Exercise =>
Output only the lines that run from the line holding "Extract all the data from this chart as JSON." to the end of the entries, both ends included, and skip the pictures.

Structured figure records:
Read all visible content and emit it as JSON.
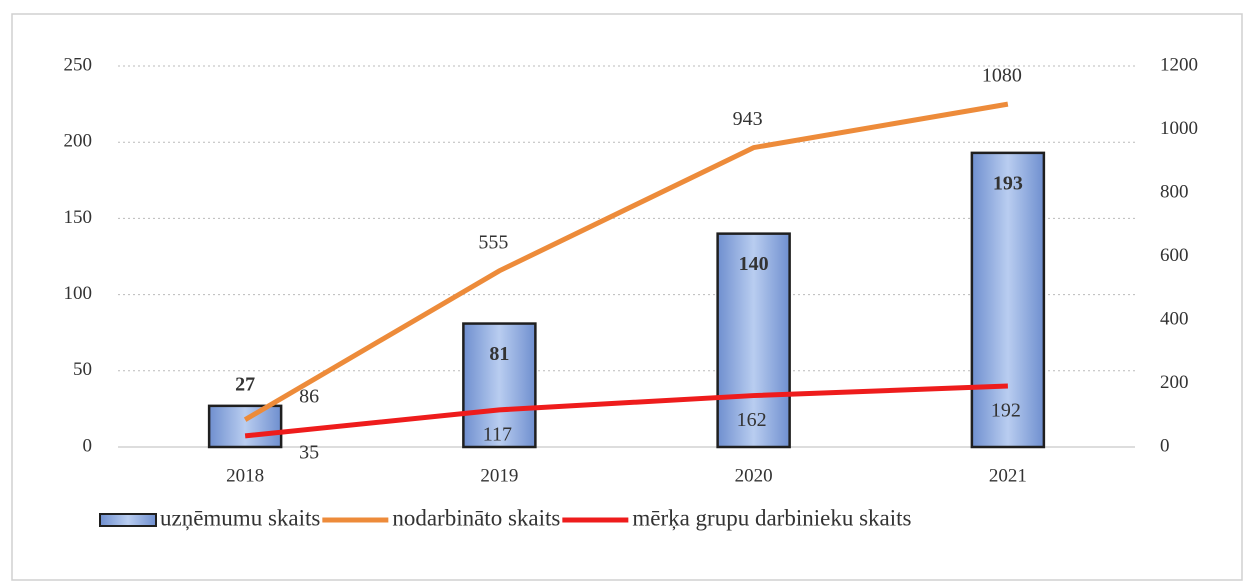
{
  "chart_data": {
    "type": "bar",
    "categories": [
      "2018",
      "2019",
      "2020",
      "2021"
    ],
    "series": [
      {
        "name": "uzņēmumu skaits",
        "type": "bar",
        "axis": "y",
        "color": "#8eaadb",
        "values": [
          27,
          81,
          140,
          193
        ]
      },
      {
        "name": "nodarbināto skaits",
        "type": "line",
        "axis": "y2",
        "color": "#ed8b3a",
        "values": [
          86,
          555,
          943,
          1080
        ]
      },
      {
        "name": "mērķa grupu darbinieku skaits",
        "type": "line",
        "axis": "y2",
        "color": "#ee1c1c",
        "values": [
          35,
          117,
          162,
          192
        ]
      }
    ],
    "ylim": [
      0,
      250
    ],
    "yticks": [
      0,
      50,
      100,
      150,
      200,
      250
    ],
    "y2lim": [
      0,
      1200
    ],
    "y2ticks": [
      0,
      200,
      400,
      600,
      800,
      1000,
      1200
    ],
    "grid": true,
    "legend": "bottom"
  }
}
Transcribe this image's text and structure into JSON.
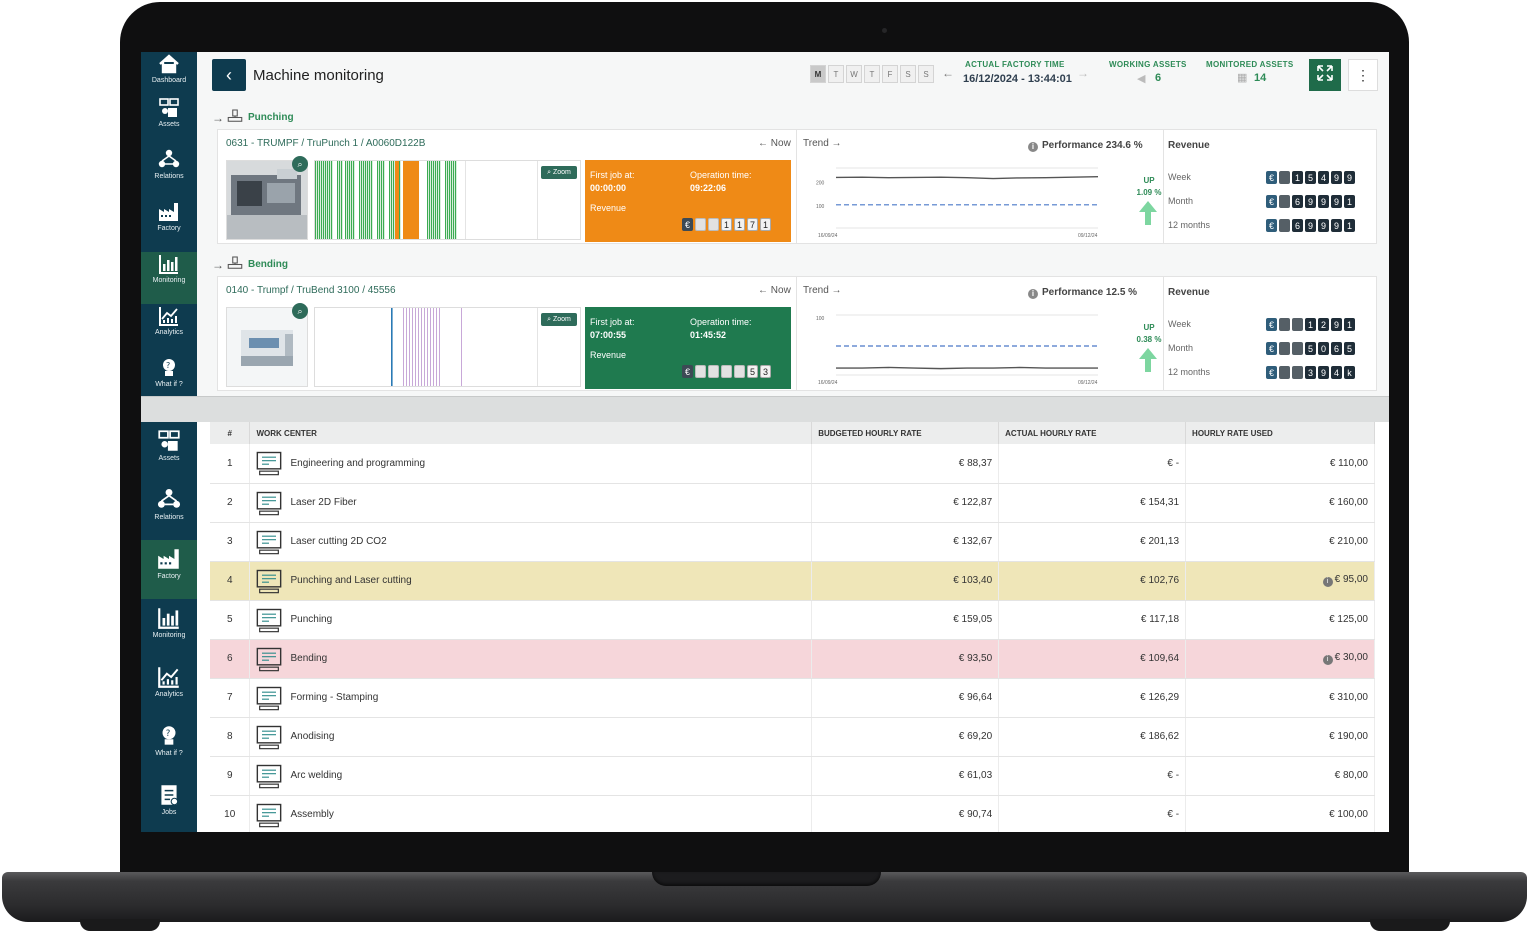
{
  "header": {
    "title": "Machine monitoring",
    "days": [
      "M",
      "T",
      "W",
      "T",
      "F",
      "S",
      "S"
    ],
    "selected_day": "M",
    "factory_time_label": "ACTUAL FACTORY TIME",
    "factory_time_value": "16/12/2024 - 13:44:01",
    "working_assets_label": "WORKING ASSETS",
    "working_assets_value": "6",
    "monitored_assets_label": "MONITORED ASSETS",
    "monitored_assets_value": "14"
  },
  "sidebar_top": [
    {
      "label": "Dashboard",
      "icon": "home-icon"
    },
    {
      "label": "Assets",
      "icon": "assets-icon"
    },
    {
      "label": "Relations",
      "icon": "relations-icon"
    },
    {
      "label": "Factory",
      "icon": "factory-icon"
    },
    {
      "label": "Monitoring",
      "icon": "monitoring-icon",
      "active": true
    },
    {
      "label": "Analytics",
      "icon": "analytics-icon"
    },
    {
      "label": "What if ?",
      "icon": "whatif-icon"
    }
  ],
  "sidebar_bottom": [
    {
      "label": "Assets",
      "icon": "assets-icon"
    },
    {
      "label": "Relations",
      "icon": "relations-icon"
    },
    {
      "label": "Factory",
      "icon": "factory-icon",
      "active": true
    },
    {
      "label": "Monitoring",
      "icon": "monitoring-icon"
    },
    {
      "label": "Analytics",
      "icon": "analytics-icon"
    },
    {
      "label": "What if ?",
      "icon": "whatif-icon"
    },
    {
      "label": "Jobs",
      "icon": "jobs-icon"
    }
  ],
  "machines": [
    {
      "section": "Punching",
      "name": "0631 - TRUMPF / TruPunch 1 / A0060D122B",
      "now": "Now",
      "trend": "Trend",
      "zoom": "Zoom",
      "status_color": "#ef8a16",
      "first_job_label": "First job at:",
      "first_job_value": "00:00:00",
      "op_time_label": "Operation time:",
      "op_time_value": "09:22:06",
      "revenue_label": "Revenue",
      "job_digits": [
        "€",
        "",
        "",
        "1",
        "1",
        "7",
        "1"
      ],
      "performance": "Performance 234.6 %",
      "trend_y_top": "200",
      "trend_y_mid": "100",
      "trend_x_start": "16/09/24",
      "trend_x_end": "09/12/24",
      "trend_line": [
        218,
        219,
        217,
        218,
        219,
        217,
        213,
        216,
        217,
        219,
        221
      ],
      "trend_baseline": 100,
      "up_label": "UP",
      "up_pct": "1.09 %",
      "revenue_title": "Revenue",
      "revenue": [
        {
          "label": "Week",
          "digits": [
            "€",
            "",
            "1",
            "5",
            "4",
            "9",
            "9"
          ]
        },
        {
          "label": "Month",
          "digits": [
            "€",
            "",
            "6",
            "9",
            "9",
            "9",
            "1"
          ]
        },
        {
          "label": "12 months",
          "digits": [
            "€",
            "",
            "6",
            "9",
            "9",
            "9",
            "1"
          ]
        }
      ]
    },
    {
      "section": "Bending",
      "name": "0140 - Trumpf / TruBend 3100 / 45556",
      "now": "Now",
      "trend": "Trend",
      "zoom": "Zoom",
      "status_color": "#1f7a4f",
      "first_job_label": "First job at:",
      "first_job_value": "07:00:55",
      "op_time_label": "Operation time:",
      "op_time_value": "01:45:52",
      "revenue_label": "Revenue",
      "job_digits": [
        "€",
        "",
        "",
        "",
        "",
        "5",
        "3"
      ],
      "performance": "Performance 12.5 %",
      "trend_y_top": "100",
      "trend_y_mid": "",
      "trend_x_start": "16/09/24",
      "trend_x_end": "09/12/24",
      "trend_line": [
        12,
        12,
        13,
        12,
        11,
        12,
        12,
        13,
        12,
        12,
        12
      ],
      "trend_baseline": 50,
      "up_label": "UP",
      "up_pct": "0.38 %",
      "revenue_title": "Revenue",
      "revenue": [
        {
          "label": "Week",
          "digits": [
            "€",
            "",
            "",
            "1",
            "2",
            "9",
            "1"
          ]
        },
        {
          "label": "Month",
          "digits": [
            "€",
            "",
            "",
            "5",
            "0",
            "6",
            "5"
          ]
        },
        {
          "label": "12 months",
          "digits": [
            "€",
            "",
            "",
            "3",
            "9",
            "4",
            "k"
          ]
        }
      ]
    }
  ],
  "table": {
    "columns": [
      "#",
      "WORK CENTER",
      "BUDGETED HOURLY RATE",
      "ACTUAL HOURLY RATE",
      "HOURLY RATE USED"
    ],
    "rows": [
      {
        "n": "1",
        "name": "Engineering and programming",
        "icon": "engineering-icon",
        "budget": "€ 88,37",
        "actual": "€ -",
        "used": "€ 110,00"
      },
      {
        "n": "2",
        "name": "Laser 2D Fiber",
        "icon": "laser-fiber-icon",
        "budget": "€ 122,87",
        "actual": "€ 154,31",
        "used": "€ 160,00"
      },
      {
        "n": "3",
        "name": "Laser cutting 2D CO2",
        "icon": "laser-co2-icon",
        "budget": "€ 132,67",
        "actual": "€ 201,13",
        "used": "€ 210,00"
      },
      {
        "n": "4",
        "name": "Punching and Laser cutting",
        "icon": "punch-laser-icon",
        "budget": "€ 103,40",
        "actual": "€ 102,76",
        "used": "€ 95,00",
        "highlight": "yellow",
        "info": true
      },
      {
        "n": "5",
        "name": "Punching",
        "icon": "punching-icon",
        "budget": "€ 159,05",
        "actual": "€ 117,18",
        "used": "€ 125,00"
      },
      {
        "n": "6",
        "name": "Bending",
        "icon": "bending-icon",
        "budget": "€ 93,50",
        "actual": "€ 109,64",
        "used": "€ 30,00",
        "highlight": "red",
        "info": true
      },
      {
        "n": "7",
        "name": "Forming - Stamping",
        "icon": "forming-icon",
        "budget": "€ 96,64",
        "actual": "€ 126,29",
        "used": "€ 310,00"
      },
      {
        "n": "8",
        "name": "Anodising",
        "icon": "anodising-icon",
        "budget": "€ 69,20",
        "actual": "€ 186,62",
        "used": "€ 190,00"
      },
      {
        "n": "9",
        "name": "Arc welding",
        "icon": "welding-icon",
        "budget": "€ 61,03",
        "actual": "€ -",
        "used": "€ 80,00"
      },
      {
        "n": "10",
        "name": "Assembly",
        "icon": "assembly-icon",
        "budget": "€ 90,74",
        "actual": "€ -",
        "used": "€ 100,00"
      }
    ]
  }
}
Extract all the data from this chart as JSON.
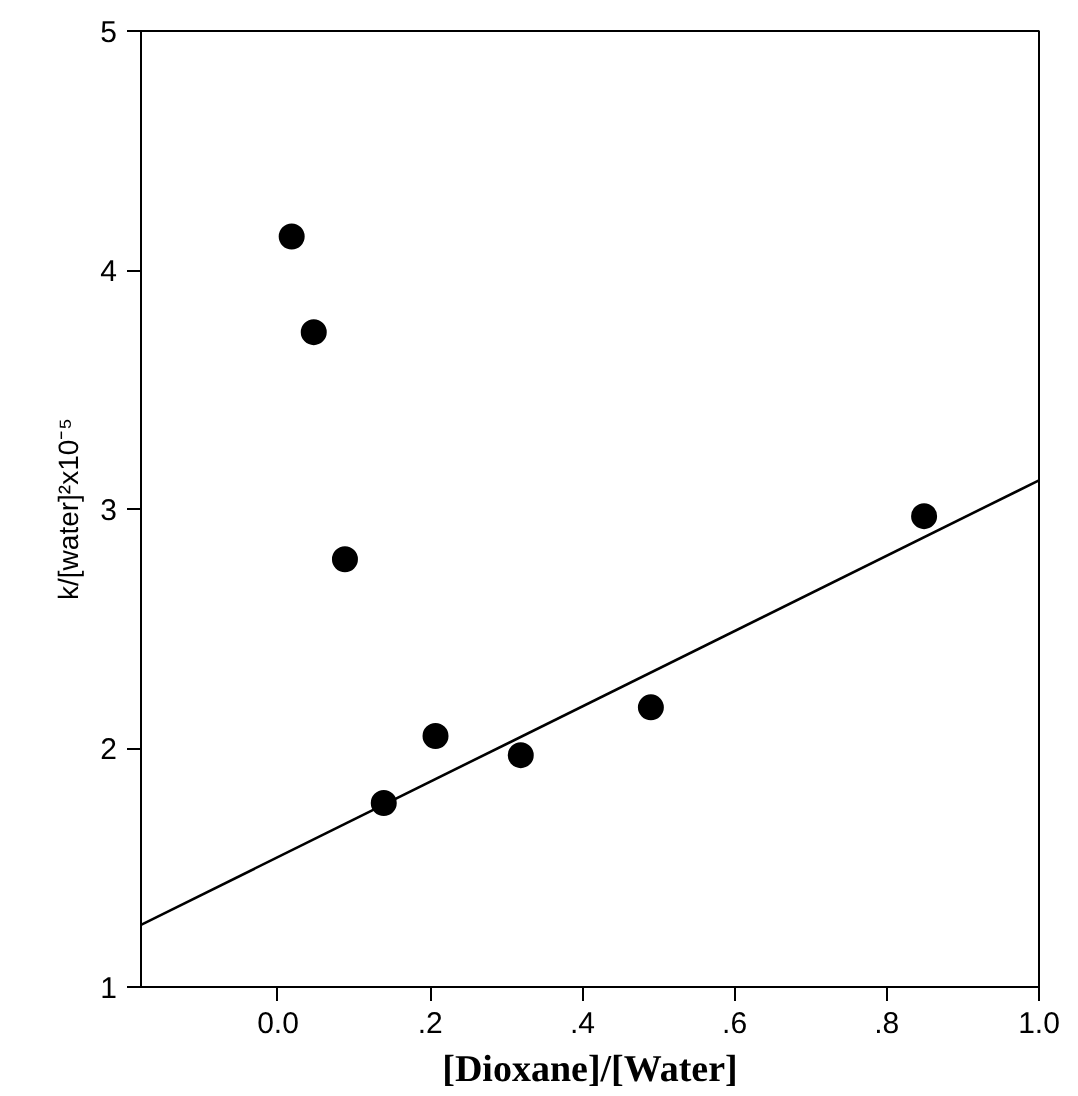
{
  "chart_data": {
    "type": "scatter",
    "xlabel": "[Dioxane]/[Water]",
    "ylabel": "k/[water]²x10⁻⁵",
    "xlim": [
      -0.18,
      1.0
    ],
    "ylim": [
      1,
      5
    ],
    "xticks": [
      {
        "value": 0,
        "label": "0.0"
      },
      {
        "value": 0.2,
        "label": ".2"
      },
      {
        "value": 0.4,
        "label": ".4"
      },
      {
        "value": 0.6,
        "label": ".6"
      },
      {
        "value": 0.8,
        "label": ".8"
      },
      {
        "value": 1.0,
        "label": "1.0"
      }
    ],
    "yticks": [
      1,
      2,
      3,
      4,
      5
    ],
    "grid": false,
    "marker": "circle",
    "series": [
      {
        "color": "#000000",
        "x": [
          0.018,
          0.047,
          0.088,
          0.139,
          0.207,
          0.319,
          0.49,
          0.849
        ],
        "values": [
          4.14,
          3.74,
          2.79,
          1.77,
          2.05,
          1.97,
          2.17,
          2.97
        ]
      },
      {
        "type": "line",
        "marker": "none",
        "color": "#000000",
        "x": [
          -0.18,
          1.0
        ],
        "values": [
          1.26,
          3.12
        ]
      }
    ]
  }
}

Solution below =>
Extract all the data from this chart as JSON.
{
  "chart_data": {
    "type": "scatter",
    "xlabel": "[Dioxane]/[Water]",
    "ylabel": "k/[water]²x10⁻⁵",
    "xlim": [
      -0.18,
      1.0
    ],
    "ylim": [
      1,
      5
    ],
    "xticks": [
      {
        "value": 0,
        "label": "0.0"
      },
      {
        "value": 0.2,
        "label": ".2"
      },
      {
        "value": 0.4,
        "label": ".4"
      },
      {
        "value": 0.6,
        "label": ".6"
      },
      {
        "value": 0.8,
        "label": ".8"
      },
      {
        "value": 1.0,
        "label": "1.0"
      }
    ],
    "yticks": [
      1,
      2,
      3,
      4,
      5
    ],
    "grid": false,
    "marker": "circle",
    "series": [
      {
        "color": "#000000",
        "x": [
          0.018,
          0.047,
          0.088,
          0.139,
          0.207,
          0.319,
          0.49,
          0.849
        ],
        "values": [
          4.14,
          3.74,
          2.79,
          1.77,
          2.05,
          1.97,
          2.17,
          2.97
        ]
      },
      {
        "type": "line",
        "marker": "none",
        "color": "#000000",
        "x": [
          -0.18,
          1.0
        ],
        "values": [
          1.26,
          3.12
        ]
      }
    ]
  }
}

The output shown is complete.